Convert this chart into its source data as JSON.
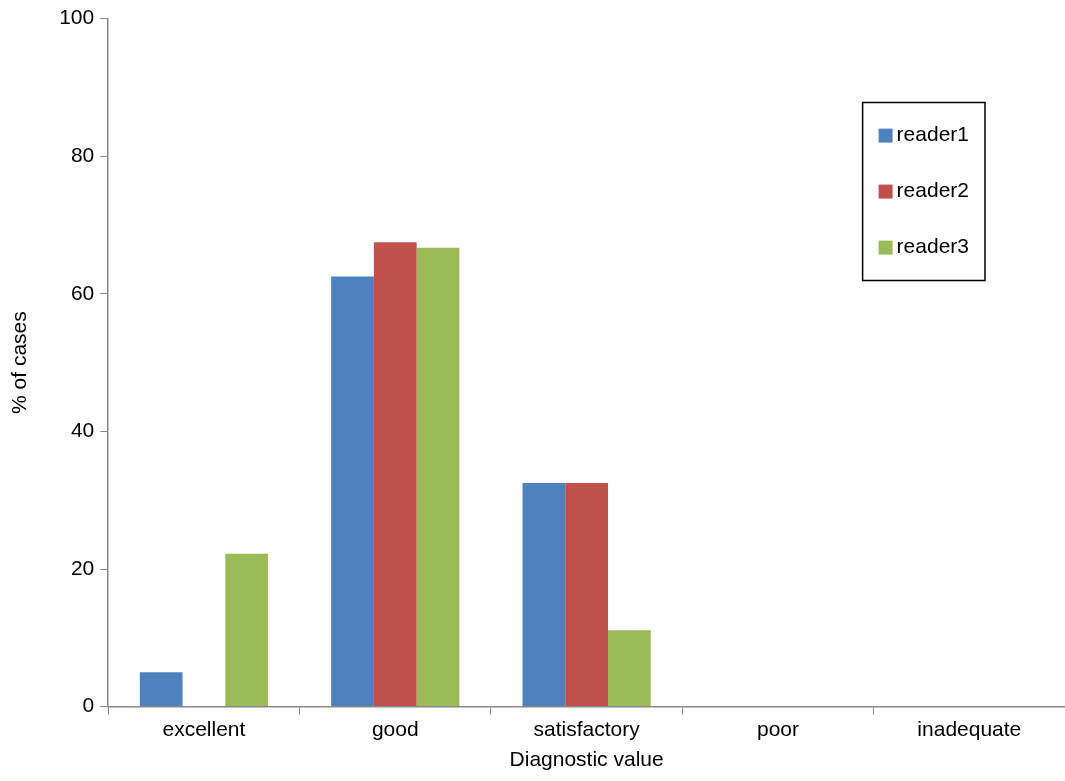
{
  "chart_data": {
    "type": "bar",
    "xlabel": "Diagnostic value",
    "ylabel": "% of cases",
    "categories": [
      "excellent",
      "good",
      "satisfactory",
      "poor",
      "inadequate"
    ],
    "series": [
      {
        "name": "reader1",
        "color": "#4f81bd",
        "values": [
          5,
          62.5,
          32.5,
          0,
          0
        ]
      },
      {
        "name": "reader2",
        "color": "#c0504d",
        "values": [
          0,
          67.5,
          32.5,
          0,
          0
        ]
      },
      {
        "name": "reader3",
        "color": "#9bbb59",
        "values": [
          22.2,
          66.7,
          11.1,
          0,
          0
        ]
      }
    ],
    "ylim": [
      0,
      100
    ],
    "yticks": [
      0,
      20,
      40,
      60,
      80,
      100
    ],
    "grid": false,
    "legend": "top right"
  }
}
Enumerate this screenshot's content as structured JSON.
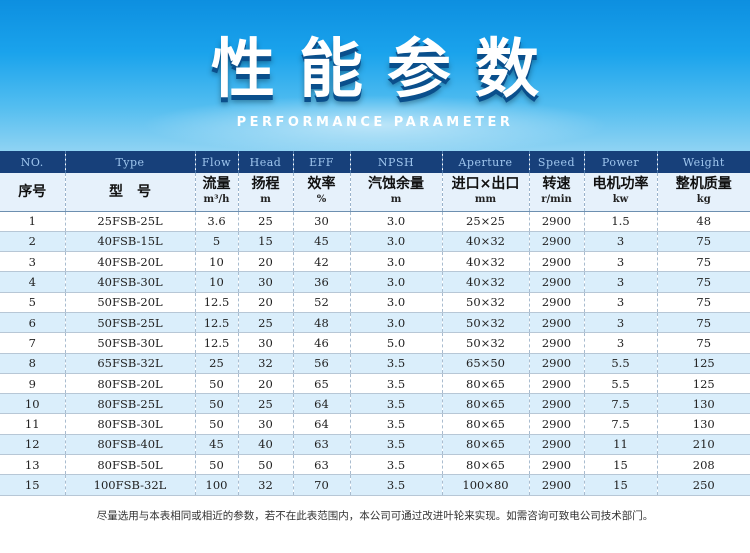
* * * * * * * * *
Go through the listing above and list every line that has the word "color".

        "color": "#4f81bd",
        "color": "#c0504d",
        "color": "#9bbb59",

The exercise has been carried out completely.